(Document page image records)

- - - -

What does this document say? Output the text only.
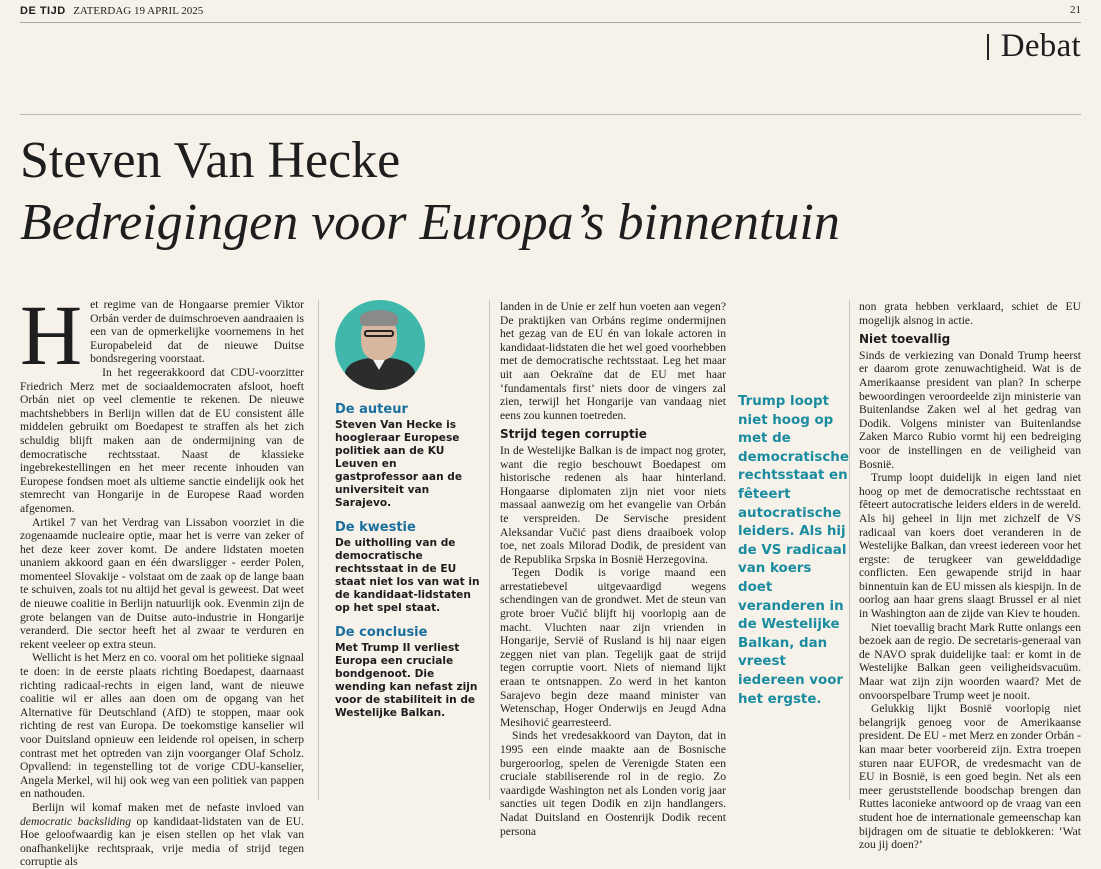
DE TIJD ZATERDAG 19 APRIL 2025	21
Debat
Steven Van Hecke
Bedreigingen voor Europa’s binnentuin

Het regime van de Hongaarse premier Viktor Orbán verder de duimschroeven aandraaien is een van de opmerkelijke voornemens in het Europabeleid dat de nieuwe Duitse bondsregering voorstaat.

In het regeerakkoord dat CDU-voorzitter Friedrich Merz met de sociaaldemocraten afsloot, hoeft Orbán niet op veel clementie te rekenen. De nieuwe machtshebbers in Berlijn willen dat de EU consistent álle middelen gebruikt om Boedapest te straffen als het zich schuldig blijft maken aan de ondermijning van de democratische rechtsstaat. Naast de klassieke ingebrekestellingen en het meer recente inhouden van Europese fondsen moet als ultieme sanctie eindelijk ook het stemrecht van Hongarije in de Europese Raad worden afgenomen.

Artikel 7 van het Verdrag van Lissabon voorziet in die zogenaamde nucleaire optie, maar het is verre van zeker of het deze keer zover komt. De andere lidstaten moeten unaniem akkoord gaan en één dwarsligger - eerder Polen, momenteel Slovakije - volstaat om de zaak op de lange baan te schuiven, zoals tot nu altijd het geval is geweest. Dat weet de nieuwe coalitie in Berlijn natuurlijk ook. Evenmin zijn de grote belangen van de Duitse auto-industrie in Hongarije veranderd. Die sector heeft het al zwaar te verduren en rekent veeleer op extra steun.

Wellicht is het Merz en co. vooral om het politieke signaal te doen: in de eerste plaats richting Boedapest, daarnaast richting radicaal-rechts in eigen land, want de nieuwe coalitie wil er alles aan doen om de opgang van het Alternative für Deutschland (AfD) te stoppen, maar ook richting de rest van Europa. De toekomstige kanselier wil voor Duitsland opnieuw een leidende rol opeisen, in scherp contrast met het optreden van zijn voorganger Olaf Scholz. Opvallend: in tegenstelling tot de vorige CDU-kanselier, Angela Merkel, wil hij ook weg van een politiek van pappen en nathouden.

Berlijn wil komaf maken met de nefaste invloed van democratic backsliding op kandidaat-lidstaten van de EU. Hoe geloofwaardig kan je eisen stellen op het vlak van onafhankelijke rechtspraak, vrije media of strijd tegen corruptie als

De auteur

Steven Van Hecke is hoogleraar Europese politiek aan de KU Leuven en gastprofessor aan de universiteit van Sarajevo.

De kwestie

De uitholling van de democratische rechtsstaat in de EU staat niet los van wat in de kandidaat-lidstaten op het spel staat.

De conclusie

Met Trump II verliest Europa een cruciale bondgenoot. Die wending kan nefast zijn voor de stabiliteit in de Westelijke Balkan.

landen in de Unie er zelf hun voeten aan vegen? De praktijken van Orbáns regime ondermijnen het gezag van de EU én van lokale actoren in kandidaat-lidstaten die het wel goed voorhebben met de democratische rechtsstaat. Leg het maar uit aan Oekraïne dat de EU met haar ‘fundamentals first’ niets door de vingers zal zien, terwijl het Hongarije van vandaag niet eens zou kunnen toetreden.

Strijd tegen corruptie

In de Westelijke Balkan is de impact nog groter, want die regio beschouwt Boedapest om historische redenen als haar hinterland. Hongaarse diplomaten zijn niet voor niets massaal aanwezig om het evangelie van Orbán te verspreiden. De Servische president Aleksandar Vučić past diens draaiboek volop toe, net zoals Milorad Dodik, de president van de Republika Srpska in Bosnië Herzegovina.

Tegen Dodik is vorige maand een arrestatiebevel uitgevaardigd wegens schendingen van de grondwet. Met de steun van grote broer Vučić blijft hij voorlopig aan de macht. Vluchten naar zijn vrienden in Hongarije, Servië of Rusland is hij naar eigen zeggen niet van plan. Tegelijk gaat de strijd tegen corruptie voort. Niets of niemand lijkt eraan te ontsnappen. Zo werd in het kanton Sarajevo begin deze maand minister van Wetenschap, Hoger Onderwijs en Jeugd Adna Mesihović gearresteerd.

Sinds het vredesakkoord van Dayton, dat in 1995 een einde maakte aan de Bosnische burgeroorlog, spelen de Verenigde Staten een cruciale stabiliserende rol in de regio. Zo vaardigde Washington net als Londen vorig jaar sancties uit tegen Dodik en zijn handlangers. Nadat Duitsland en Oostenrijk Dodik recent persona

Trump loopt niet hoog op met de democratische rechtsstaat en fêteert autocratische leiders. Als hij de VS radicaal van koers doet veranderen in de Westelijke Balkan, dan vreest iedereen voor het ergste.

non grata hebben verklaard, schiet de EU mogelijk alsnog in actie.

Niet toevallig

Sinds de verkiezing van Donald Trump heerst er daarom grote zenuwachtigheid. Wat is de Amerikaanse president van plan? In scherpe bewoordingen veroordeelde zijn ministerie van Buitenlandse Zaken wel al het gedrag van Dodik. Volgens minister van Buitenlandse Zaken Marco Rubio vormt hij een bedreiging voor de instellingen en de veiligheid van Bosnië.

Trump loopt duidelijk in eigen land niet hoog op met de democratische rechtsstaat en fêteert autocratische leiders elders in de wereld. Als hij geheel in lijn met zichzelf de VS radicaal van koers doet veranderen in de Westelijke Balkan, dan vreest iedereen voor het ergste: de terugkeer van gewelddadige conflicten. Een gewapende strijd in haar binnentuin kan de EU missen als kiespijn. In de oorlog aan haar grens slaagt Brussel er al niet in Washington aan de zijde van Kiev te houden.

Niet toevallig bracht Mark Rutte onlangs een bezoek aan de regio. De secretaris-generaal van de NAVO sprak duidelijke taal: er komt in de Westelijke Balkan geen veiligheidsvacuüm. Maar wat zijn zijn woorden waard? Met de onvoorspelbare Trump weet je nooit.

Gelukkig lijkt Bosnië voorlopig niet belangrijk genoeg voor de Amerikaanse president. De EU - met Merz en zonder Orbán - kan maar beter voorbereid zijn. Extra troepen sturen naar EUFOR, de vredesmacht van de EU in Bosnië, is een goed begin. Net als een meer geruststellende boodschap brengen dan Ruttes laconieke antwoord op de vraag van een student hoe de internationale gemeenschap kan bijdragen om de situatie te deblokkeren: ‘Wat zou jij doen?’
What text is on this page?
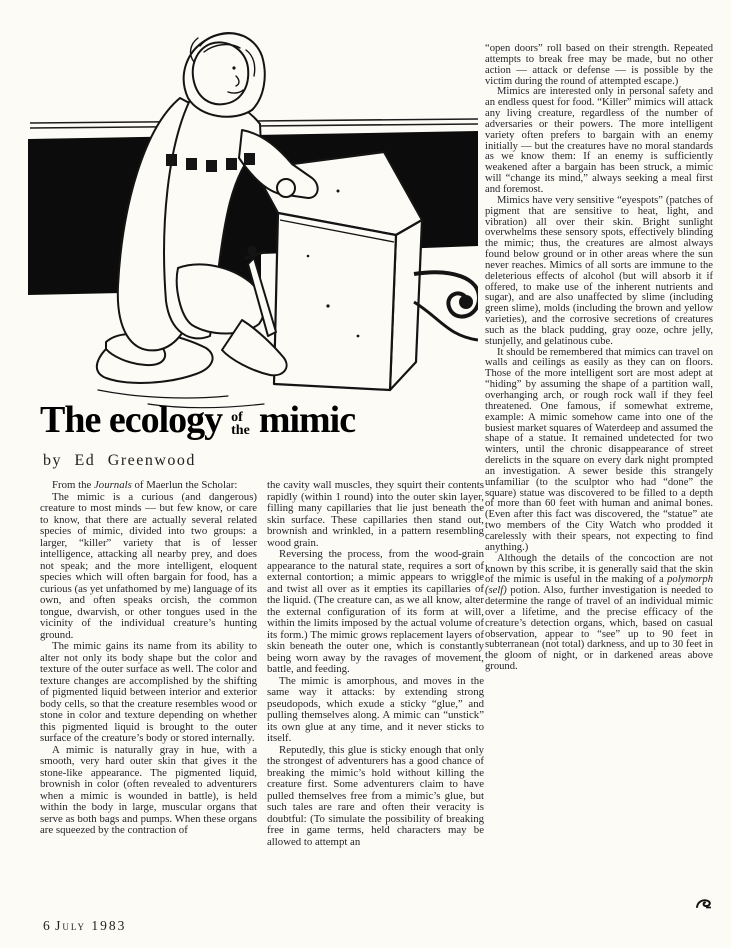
The ecology of
the mimic
by Ed Greenwood

From the Journals of Maerlun the Scholar:

The mimic is a curious (and dangerous) creature to most minds — but few know, or care to know, that there are actually several related species of mimic, divided into two groups: a larger, “killer” variety that is of lesser intelligence, attacking all nearby prey, and does not speak; and the more intelligent, eloquent species which will often bargain for food, has a curious (as yet unfathomed by me) language of its own, and often speaks orcish, the common tongue, dwarvish, or other tongues used in the vicinity of the individual creature’s hunting ground.

The mimic gains its name from its ability to alter not only its body shape but the color and texture of the outer surface as well. The color and texture changes are accomplished by the shifting of pigmented liquid between interior and exterior body cells, so that the creature resembles wood or stone in color and texture depending on whether this pigmented liquid is brought to the outer surface of the creature’s body or stored internally.

A mimic is naturally gray in hue, with a smooth, very hard outer skin that gives it the stone-like appearance. The pigmented liquid, brownish in color (often revealed to adventurers when a mimic is wounded in battle), is held within the body in large, muscular organs that serve as both bags and pumps. When these organs are squeezed by the contraction of

the cavity wall muscles, they squirt their contents rapidly (within 1 round) into the outer skin layer, filling many capillaries that lie just beneath the skin surface. These capillaries then stand out, brownish and wrinkled, in a pattern resembling wood grain.

Reversing the process, from the wood-grain appearance to the natural state, requires a sort of external contortion; a mimic appears to wriggle and twist all over as it empties its capillaries of the liquid. (The creature can, as we all know, alter the external configuration of its form at will, within the limits imposed by the actual volume of its form.) The mimic grows replacement layers of skin beneath the outer one, which is constantly being worn away by the ravages of movement, battle, and feeding.

The mimic is amorphous, and moves in the same way it attacks: by extending strong pseudopods, which exude a sticky “glue,” and pulling themselves along. A mimic can “unstick” its own glue at any time, and it never sticks to itself.

Reputedly, this glue is sticky enough that only the strongest of adventurers has a good chance of breaking the mimic’s hold without killing the creature first. Some adventurers claim to have pulled themselves free from a mimic’s glue, but such tales are rare and often their veracity is doubtful: (To simulate the possibility of breaking free in game terms, held characters may be allowed to attempt an

“open doors” roll based on their strength. Repeated attempts to break free may be made, but no other action — attack or defense — is possible by the victim during the round of attempted escape.)

Mimics are interested only in personal safety and an endless quest for food. “Killer” mimics will attack any living creature, regardless of the number of adversaries or their powers. The more intelligent variety often prefers to bargain with an enemy initially — but the creatures have no moral standards as we know them: If an enemy is sufficiently weakened after a bargain has been struck, a mimic will “change its mind,” always seeking a meal first and foremost.

Mimics have very sensitive “eyespots” (patches of pigment that are sensitive to heat, light, and vibration) all over their skin. Bright sunlight overwhelms these sensory spots, effectively blinding the mimic; thus, the creatures are almost always found below ground or in other areas where the sun never reaches. Mimics of all sorts are immune to the deleterious effects of alcohol (but will absorb it if offered, to make use of the inherent nutrients and sugar), and are also unaffected by slime (including green slime), molds (including the brown and yellow varieties), and the corrosive secretions of creatures such as the black pudding, gray ooze, ochre jelly, stunjelly, and gelatinous cube.

It should be remembered that mimics can travel on walls and ceilings as easily as they can on floors. Those of the more intelligent sort are most adept at “hiding” by assuming the shape of a partition wall, overhanging arch, or rough rock wall if they feel threatened. One famous, if somewhat extreme, example: A mimic somehow came into one of the busiest market squares of Waterdeep and assumed the shape of a statue. It remained undetected for two winters, until the chronic disappearance of street derelicts in the square on every dark night prompted an investigation. A sewer beside this strangely unfamiliar (to the sculptor who had “done” the square) statue was discovered to be filled to a depth of more than 60 feet with human and animal bones. (Even after this fact was discovered, the “statue” ate two members of the City Watch who prodded it carelessly with their spears, not expecting to find anything.)

Although the details of the concoction are not known by this scribe, it is generally said that the skin of the mimic is useful in the making of a polymorph (self) potion. Also, further investigation is needed to determine the range of travel of an individual mimic over a lifetime, and the precise efficacy of the creature’s detection organs, which, based on casual observation, appear to “see” up to 90 feet in subterranean (not total) darkness, and up to 30 feet in the gloom of night, or in darkened areas above ground.

6 July 1983
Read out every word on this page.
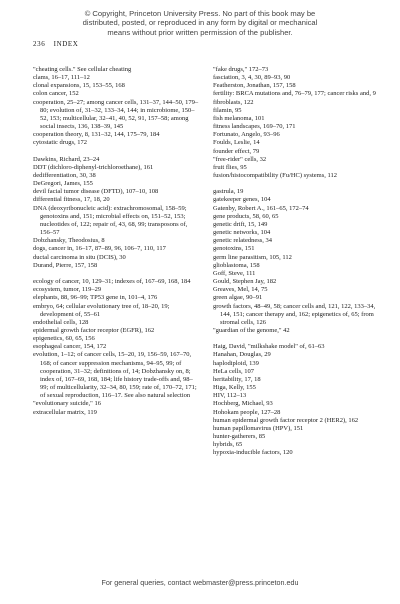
© Copyright, Princeton University Press. No part of this book may be
distributed, posted, or reproduced in any form by digital or mechanical
means without prior written permission of the publisher.
236 INDEX
"cheating cells." See cellular cheating
clams, 16–17, 111–12
clonal expansions, 15, 153–55, 168
colon cancer, 152
cooperation, 25–27; among cancer cells, 131–37, 144–50, 179–80; evolution of, 31–32, 133–34, 144; in microbiome, 150–52, 153; multicellular, 32–41, 40, 52, 91, 157–58; among social insects, 136, 138–39, 145
cooperation theory, 8, 131–32, 144, 175–79, 184
cytostatic drugs, 172
Dawkins, Richard, 23–24
DDT (dichloro-diphenyl-trichloroethane), 161
dedifferentiation, 30, 38
DeGregori, James, 155
devil facial tumor disease (DFTD), 107–10, 108
differential fitness, 17, 18, 20
DNA (deoxyribonucleic acid): extrachromosomal, 158–59; genotoxins and, 151; microbial effects on, 151–52, 153; nucleotides of, 122; repair of, 43, 68, 99; transposons of, 156–57
Dobzhansky, Theodosius, 8
dogs, cancer in, 16–17, 87–89, 96, 106–7, 110, 117
ductal carcinoma in situ (DCIS), 30
Durand, Pierre, 157, 158
ecology of cancer, 10, 129–31; indexes of, 167–69, 168, 184
ecosystem, tumor, 119–29
elephants, 88, 96–99; TP53 gene in, 101–4, 176
embryo, 64; cellular evolutionary tree of, 18–20, 19; development of, 55–61
endothelial cells, 128
epidermal growth factor receptor (EGFR), 162
epigenetics, 60, 65, 156
esophageal cancer, 154, 172
evolution, 1–12; of cancer cells, 15–20, 19, 156–59, 167–70, 168; of cancer suppression mechanisms, 94–95, 99; of cooperation, 31–32; definitions of, 14; Dobzhansky on, 8; index of, 167–69, 168, 184; life history trade-offs and, 98–99; of multicellularity, 32–34, 80, 159; rate of, 170–72, 171; of sexual reproduction, 116–17. See also natural selection
"evolutionary suicide," 16
extracellular matrix, 119
"fake drugs," 172–73
fasciation, 3, 4, 30, 89–93, 90
Featherston, Jonathan, 157, 158
fertility: BRCA mutations and, 76–79, 177; cancer risks and, 9
fibroblasts, 122
filamin, 95
fish melanoma, 101
fitness landscapes, 169–70, 171
Fortunato, Angelo, 93–96
Foulds, Leslie, 14
founder effect, 79
"free-rider" cells, 32
fruit flies, 95
fusion/histocompatibility (Fu/HC) systems, 112
gastrula, 19
gatekeeper genes, 104
Gatenby, Robert A., 161–65, 172–74
gene products, 58, 60, 65
genetic drift, 15, 149
genetic networks, 104
genetic relatedness, 34
genotoxins, 151
germ line parasitism, 105, 112
glioblastoma, 158
Goff, Steve, 111
Gould, Stephen Jay, 182
Greaves, Mel, 14, 75
green algae, 90–91
growth factors, 48–49, 58; cancer cells and, 121, 122, 133–34, 144, 151; cancer therapy and, 162; epigenetics of, 65; from stromal cells, 126
"guardian of the genome," 42
Haig, David, "milkshake model" of, 61–63
Hanahan, Douglas, 29
haplodiploid, 139
HeLa cells, 107
heritability, 17, 18
Higa, Kelly, 155
HIV, 112–13
Hochberg, Michael, 93
Hohokam people, 127–28
human epidermal growth factor receptor 2 (HER2), 162
human papillomavirus (HPV), 151
hunter-gatherers, 85
hybrids, 65
hypoxia-inducible factors, 120
For general queries, contact webmaster@press.princeton.edu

- - - -

> _Task to complete_:
In the entries above, find lines with "genotoxins" and copy each.

> _Answer to the problem_:
DNA (deoxyribonucleic acid): extrachromosomal, 158–59; genotoxins and, 151; microbial effects on, 151–52, 153; nucleotides of, 122; repair of, 43, 68, 99; transposons of, 156–57
genotoxins, 151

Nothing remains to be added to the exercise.